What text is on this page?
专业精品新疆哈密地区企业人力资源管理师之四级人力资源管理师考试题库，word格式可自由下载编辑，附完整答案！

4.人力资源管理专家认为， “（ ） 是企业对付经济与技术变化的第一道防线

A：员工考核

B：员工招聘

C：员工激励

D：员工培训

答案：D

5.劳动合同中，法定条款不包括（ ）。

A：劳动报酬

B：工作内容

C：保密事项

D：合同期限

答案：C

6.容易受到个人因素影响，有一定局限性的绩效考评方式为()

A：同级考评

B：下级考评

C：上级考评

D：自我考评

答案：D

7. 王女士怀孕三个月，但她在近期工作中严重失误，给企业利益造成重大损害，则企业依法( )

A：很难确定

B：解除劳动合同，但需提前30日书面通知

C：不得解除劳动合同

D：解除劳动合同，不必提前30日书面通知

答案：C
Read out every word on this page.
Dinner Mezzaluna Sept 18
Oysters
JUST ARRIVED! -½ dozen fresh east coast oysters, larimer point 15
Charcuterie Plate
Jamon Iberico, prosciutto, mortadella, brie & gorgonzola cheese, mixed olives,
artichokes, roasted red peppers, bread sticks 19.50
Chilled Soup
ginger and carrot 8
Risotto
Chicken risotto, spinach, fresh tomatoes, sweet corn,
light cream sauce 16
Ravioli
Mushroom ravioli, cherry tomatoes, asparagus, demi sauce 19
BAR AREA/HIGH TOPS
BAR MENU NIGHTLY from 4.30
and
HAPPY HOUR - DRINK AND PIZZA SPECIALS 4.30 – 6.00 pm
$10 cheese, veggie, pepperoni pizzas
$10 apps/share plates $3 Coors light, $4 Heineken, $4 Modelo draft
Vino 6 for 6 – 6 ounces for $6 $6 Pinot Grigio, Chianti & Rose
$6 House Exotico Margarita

> _Work to do_
Using the listing above, retype each line exactly.

> _Output_
What text is on this page?
专业精品新疆哈密地区企业人力资源管理师之四级人力资源管理师考试题库，word格式可自由下载编辑，附完整答案！

4.人力资源管理专家认为， “（ ） 是企业对付经济与技术变化的第一道防线

A：员工考核

B：员工招聘

C：员工激励

D：员工培训

答案：D

5.劳动合同中，法定条款不包括（ ）。

A：劳动报酬

B：工作内容

C：保密事项

D：合同期限

答案：C

6.容易受到个人因素影响，有一定局限性的绩效考评方式为()

A：同级考评

B：下级考评

C：上级考评

D：自我考评

答案：D

7. 王女士怀孕三个月，但她在近期工作中严重失误，给企业利益造成重大损害，则企业依法( )

A：很难确定

B：解除劳动合同，但需提前30日书面通知

C：不得解除劳动合同

D：解除劳动合同，不必提前30日书面通知

答案：C
Read out every word on this page.
Dinner Mezzaluna Sept 18
Oysters
JUST ARRIVED! -½ dozen fresh east coast oysters, larimer point 15
Charcuterie Plate
Jamon Iberico, prosciutto, mortadella, brie & gorgonzola cheese, mixed olives,
artichokes, roasted red peppers, bread sticks 19.50
Chilled Soup
ginger and carrot 8
Risotto
Chicken risotto, spinach, fresh tomatoes, sweet corn,
light cream sauce 16
Ravioli
Mushroom ravioli, cherry tomatoes, asparagus, demi sauce 19
BAR AREA/HIGH TOPS
BAR MENU NIGHTLY from 4.30
and
HAPPY HOUR - DRINK AND PIZZA SPECIALS 4.30 – 6.00 pm
$10 cheese, veggie, pepperoni pizzas
$10 apps/share plates $3 Coors light, $4 Heineken, $4 Modelo draft
Vino 6 for 6 – 6 ounces for $6 $6 Pinot Grigio, Chianti & Rose
$6 House Exotico Margarita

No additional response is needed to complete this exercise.